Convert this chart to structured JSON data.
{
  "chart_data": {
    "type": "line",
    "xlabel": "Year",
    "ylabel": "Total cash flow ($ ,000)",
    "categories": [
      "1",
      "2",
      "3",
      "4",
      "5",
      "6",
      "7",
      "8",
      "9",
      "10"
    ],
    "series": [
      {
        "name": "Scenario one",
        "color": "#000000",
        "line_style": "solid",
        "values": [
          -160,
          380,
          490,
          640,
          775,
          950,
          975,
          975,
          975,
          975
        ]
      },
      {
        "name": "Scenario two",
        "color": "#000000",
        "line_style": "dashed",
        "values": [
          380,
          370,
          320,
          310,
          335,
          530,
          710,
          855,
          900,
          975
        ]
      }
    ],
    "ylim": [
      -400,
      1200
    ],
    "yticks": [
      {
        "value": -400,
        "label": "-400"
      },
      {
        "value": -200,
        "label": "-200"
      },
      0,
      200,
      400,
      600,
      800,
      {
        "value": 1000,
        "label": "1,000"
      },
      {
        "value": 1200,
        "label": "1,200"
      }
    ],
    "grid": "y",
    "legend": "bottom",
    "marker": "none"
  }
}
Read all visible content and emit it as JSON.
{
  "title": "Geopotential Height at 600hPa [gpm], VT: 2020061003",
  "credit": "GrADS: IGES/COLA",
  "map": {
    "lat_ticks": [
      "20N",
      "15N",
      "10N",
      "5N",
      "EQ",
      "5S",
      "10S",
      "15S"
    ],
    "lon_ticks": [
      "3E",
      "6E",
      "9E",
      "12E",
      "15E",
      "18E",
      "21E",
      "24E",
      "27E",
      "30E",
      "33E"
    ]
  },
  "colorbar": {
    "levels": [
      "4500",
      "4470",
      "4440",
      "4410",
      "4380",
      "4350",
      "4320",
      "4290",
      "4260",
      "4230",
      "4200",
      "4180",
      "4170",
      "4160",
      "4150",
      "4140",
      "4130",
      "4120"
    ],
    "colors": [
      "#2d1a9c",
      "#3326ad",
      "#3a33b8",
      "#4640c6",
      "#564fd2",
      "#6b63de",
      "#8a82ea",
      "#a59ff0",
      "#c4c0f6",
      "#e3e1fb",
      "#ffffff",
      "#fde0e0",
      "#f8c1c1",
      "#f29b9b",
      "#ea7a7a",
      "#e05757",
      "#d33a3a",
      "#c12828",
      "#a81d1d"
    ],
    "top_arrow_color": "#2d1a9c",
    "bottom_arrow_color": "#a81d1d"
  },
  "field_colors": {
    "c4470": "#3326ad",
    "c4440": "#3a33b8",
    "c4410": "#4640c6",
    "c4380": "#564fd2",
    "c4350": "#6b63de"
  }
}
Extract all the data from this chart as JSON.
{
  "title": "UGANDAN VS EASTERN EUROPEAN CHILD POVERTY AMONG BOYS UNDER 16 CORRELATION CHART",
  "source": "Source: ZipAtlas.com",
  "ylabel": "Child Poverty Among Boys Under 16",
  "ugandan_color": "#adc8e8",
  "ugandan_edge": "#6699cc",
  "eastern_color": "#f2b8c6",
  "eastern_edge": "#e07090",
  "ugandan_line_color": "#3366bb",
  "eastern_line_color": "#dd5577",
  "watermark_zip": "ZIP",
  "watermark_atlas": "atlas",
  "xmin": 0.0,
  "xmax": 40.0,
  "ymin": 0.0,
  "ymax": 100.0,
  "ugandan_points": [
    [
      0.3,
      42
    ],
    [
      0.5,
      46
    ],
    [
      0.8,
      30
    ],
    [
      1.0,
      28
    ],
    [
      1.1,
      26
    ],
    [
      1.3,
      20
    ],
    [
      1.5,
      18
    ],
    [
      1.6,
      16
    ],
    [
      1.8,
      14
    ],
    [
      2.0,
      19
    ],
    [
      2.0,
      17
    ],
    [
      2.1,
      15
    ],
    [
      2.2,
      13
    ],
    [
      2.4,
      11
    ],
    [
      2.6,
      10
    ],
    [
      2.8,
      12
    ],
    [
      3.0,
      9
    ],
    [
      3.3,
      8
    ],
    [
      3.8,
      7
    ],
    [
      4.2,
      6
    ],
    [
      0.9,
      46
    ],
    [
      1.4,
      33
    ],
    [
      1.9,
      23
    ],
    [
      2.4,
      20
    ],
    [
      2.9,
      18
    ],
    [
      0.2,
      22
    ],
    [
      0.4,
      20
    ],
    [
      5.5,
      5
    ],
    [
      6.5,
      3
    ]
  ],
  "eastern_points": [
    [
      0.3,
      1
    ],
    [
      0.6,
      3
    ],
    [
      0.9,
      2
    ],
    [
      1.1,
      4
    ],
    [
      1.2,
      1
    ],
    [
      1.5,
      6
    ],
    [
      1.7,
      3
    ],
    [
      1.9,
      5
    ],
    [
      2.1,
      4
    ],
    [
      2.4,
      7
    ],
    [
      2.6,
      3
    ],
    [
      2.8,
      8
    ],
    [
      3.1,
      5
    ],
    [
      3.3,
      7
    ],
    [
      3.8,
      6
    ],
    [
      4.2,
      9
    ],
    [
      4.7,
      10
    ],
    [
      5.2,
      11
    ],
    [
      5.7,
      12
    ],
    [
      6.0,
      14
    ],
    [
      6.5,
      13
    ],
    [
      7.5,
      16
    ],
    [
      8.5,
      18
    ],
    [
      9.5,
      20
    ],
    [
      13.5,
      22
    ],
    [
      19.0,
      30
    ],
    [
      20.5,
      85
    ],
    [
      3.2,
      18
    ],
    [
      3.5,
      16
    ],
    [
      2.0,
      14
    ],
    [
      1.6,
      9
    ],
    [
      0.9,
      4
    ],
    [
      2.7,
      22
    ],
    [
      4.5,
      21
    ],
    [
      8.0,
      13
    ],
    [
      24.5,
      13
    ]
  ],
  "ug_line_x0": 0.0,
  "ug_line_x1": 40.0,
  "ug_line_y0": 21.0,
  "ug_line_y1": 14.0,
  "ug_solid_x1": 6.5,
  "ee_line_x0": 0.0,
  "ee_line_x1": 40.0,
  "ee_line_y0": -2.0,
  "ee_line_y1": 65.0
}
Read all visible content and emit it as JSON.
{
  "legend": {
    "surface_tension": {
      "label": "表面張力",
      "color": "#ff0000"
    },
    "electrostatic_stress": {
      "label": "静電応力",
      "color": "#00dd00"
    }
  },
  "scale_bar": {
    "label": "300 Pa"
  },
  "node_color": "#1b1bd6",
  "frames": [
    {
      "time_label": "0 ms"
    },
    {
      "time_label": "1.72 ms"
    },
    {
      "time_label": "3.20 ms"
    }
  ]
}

EXERCISE GOAL:
Using the entries above, please restate each one word for word.

WRITTEN ANSWER:
Convert this chart to structured JSON data.
{
  "chart_data": {
    "type": "line",
    "xlabel": "Year",
    "ylabel": "Total cash flow ($ ,000)",
    "categories": [
      "1",
      "2",
      "3",
      "4",
      "5",
      "6",
      "7",
      "8",
      "9",
      "10"
    ],
    "series": [
      {
        "name": "Scenario one",
        "color": "#000000",
        "line_style": "solid",
        "values": [
          -160,
          380,
          490,
          640,
          775,
          950,
          975,
          975,
          975,
          975
        ]
      },
      {
        "name": "Scenario two",
        "color": "#000000",
        "line_style": "dashed",
        "values": [
          380,
          370,
          320,
          310,
          335,
          530,
          710,
          855,
          900,
          975
        ]
      }
    ],
    "ylim": [
      -400,
      1200
    ],
    "yticks": [
      {
        "value": -400,
        "label": "-400"
      },
      {
        "value": -200,
        "label": "-200"
      },
      0,
      200,
      400,
      600,
      800,
      {
        "value": 1000,
        "label": "1,000"
      },
      {
        "value": 1200,
        "label": "1,200"
      }
    ],
    "grid": "y",
    "legend": "bottom",
    "marker": "none"
  }
}
Read all visible content and emit it as JSON.
{
  "title": "Geopotential Height at 600hPa [gpm], VT: 2020061003",
  "credit": "GrADS: IGES/COLA",
  "map": {
    "lat_ticks": [
      "20N",
      "15N",
      "10N",
      "5N",
      "EQ",
      "5S",
      "10S",
      "15S"
    ],
    "lon_ticks": [
      "3E",
      "6E",
      "9E",
      "12E",
      "15E",
      "18E",
      "21E",
      "24E",
      "27E",
      "30E",
      "33E"
    ]
  },
  "colorbar": {
    "levels": [
      "4500",
      "4470",
      "4440",
      "4410",
      "4380",
      "4350",
      "4320",
      "4290",
      "4260",
      "4230",
      "4200",
      "4180",
      "4170",
      "4160",
      "4150",
      "4140",
      "4130",
      "4120"
    ],
    "colors": [
      "#2d1a9c",
      "#3326ad",
      "#3a33b8",
      "#4640c6",
      "#564fd2",
      "#6b63de",
      "#8a82ea",
      "#a59ff0",
      "#c4c0f6",
      "#e3e1fb",
      "#ffffff",
      "#fde0e0",
      "#f8c1c1",
      "#f29b9b",
      "#ea7a7a",
      "#e05757",
      "#d33a3a",
      "#c12828",
      "#a81d1d"
    ],
    "top_arrow_color": "#2d1a9c",
    "bottom_arrow_color": "#a81d1d"
  },
  "field_colors": {
    "c4470": "#3326ad",
    "c4440": "#3a33b8",
    "c4410": "#4640c6",
    "c4380": "#564fd2",
    "c4350": "#6b63de"
  }
}
Extract all the data from this chart as JSON.
{
  "title": "UGANDAN VS EASTERN EUROPEAN CHILD POVERTY AMONG BOYS UNDER 16 CORRELATION CHART",
  "source": "Source: ZipAtlas.com",
  "ylabel": "Child Poverty Among Boys Under 16",
  "ugandan_color": "#adc8e8",
  "ugandan_edge": "#6699cc",
  "eastern_color": "#f2b8c6",
  "eastern_edge": "#e07090",
  "ugandan_line_color": "#3366bb",
  "eastern_line_color": "#dd5577",
  "watermark_zip": "ZIP",
  "watermark_atlas": "atlas",
  "xmin": 0.0,
  "xmax": 40.0,
  "ymin": 0.0,
  "ymax": 100.0,
  "ugandan_points": [
    [
      0.3,
      42
    ],
    [
      0.5,
      46
    ],
    [
      0.8,
      30
    ],
    [
      1.0,
      28
    ],
    [
      1.1,
      26
    ],
    [
      1.3,
      20
    ],
    [
      1.5,
      18
    ],
    [
      1.6,
      16
    ],
    [
      1.8,
      14
    ],
    [
      2.0,
      19
    ],
    [
      2.0,
      17
    ],
    [
      2.1,
      15
    ],
    [
      2.2,
      13
    ],
    [
      2.4,
      11
    ],
    [
      2.6,
      10
    ],
    [
      2.8,
      12
    ],
    [
      3.0,
      9
    ],
    [
      3.3,
      8
    ],
    [
      3.8,
      7
    ],
    [
      4.2,
      6
    ],
    [
      0.9,
      46
    ],
    [
      1.4,
      33
    ],
    [
      1.9,
      23
    ],
    [
      2.4,
      20
    ],
    [
      2.9,
      18
    ],
    [
      0.2,
      22
    ],
    [
      0.4,
      20
    ],
    [
      5.5,
      5
    ],
    [
      6.5,
      3
    ]
  ],
  "eastern_points": [
    [
      0.3,
      1
    ],
    [
      0.6,
      3
    ],
    [
      0.9,
      2
    ],
    [
      1.1,
      4
    ],
    [
      1.2,
      1
    ],
    [
      1.5,
      6
    ],
    [
      1.7,
      3
    ],
    [
      1.9,
      5
    ],
    [
      2.1,
      4
    ],
    [
      2.4,
      7
    ],
    [
      2.6,
      3
    ],
    [
      2.8,
      8
    ],
    [
      3.1,
      5
    ],
    [
      3.3,
      7
    ],
    [
      3.8,
      6
    ],
    [
      4.2,
      9
    ],
    [
      4.7,
      10
    ],
    [
      5.2,
      11
    ],
    [
      5.7,
      12
    ],
    [
      6.0,
      14
    ],
    [
      6.5,
      13
    ],
    [
      7.5,
      16
    ],
    [
      8.5,
      18
    ],
    [
      9.5,
      20
    ],
    [
      13.5,
      22
    ],
    [
      19.0,
      30
    ],
    [
      20.5,
      85
    ],
    [
      3.2,
      18
    ],
    [
      3.5,
      16
    ],
    [
      2.0,
      14
    ],
    [
      1.6,
      9
    ],
    [
      0.9,
      4
    ],
    [
      2.7,
      22
    ],
    [
      4.5,
      21
    ],
    [
      8.0,
      13
    ],
    [
      24.5,
      13
    ]
  ],
  "ug_line_x0": 0.0,
  "ug_line_x1": 40.0,
  "ug_line_y0": 21.0,
  "ug_line_y1": 14.0,
  "ug_solid_x1": 6.5,
  "ee_line_x0": 0.0,
  "ee_line_x1": 40.0,
  "ee_line_y0": -2.0,
  "ee_line_y1": 65.0
}
Read all visible content and emit it as JSON.
{
  "legend": {
    "surface_tension": {
      "label": "表面張力",
      "color": "#ff0000"
    },
    "electrostatic_stress": {
      "label": "静電応力",
      "color": "#00dd00"
    }
  },
  "scale_bar": {
    "label": "300 Pa"
  },
  "node_color": "#1b1bd6",
  "frames": [
    {
      "time_label": "0 ms"
    },
    {
      "time_label": "1.72 ms"
    },
    {
      "time_label": "3.20 ms"
    }
  ]
}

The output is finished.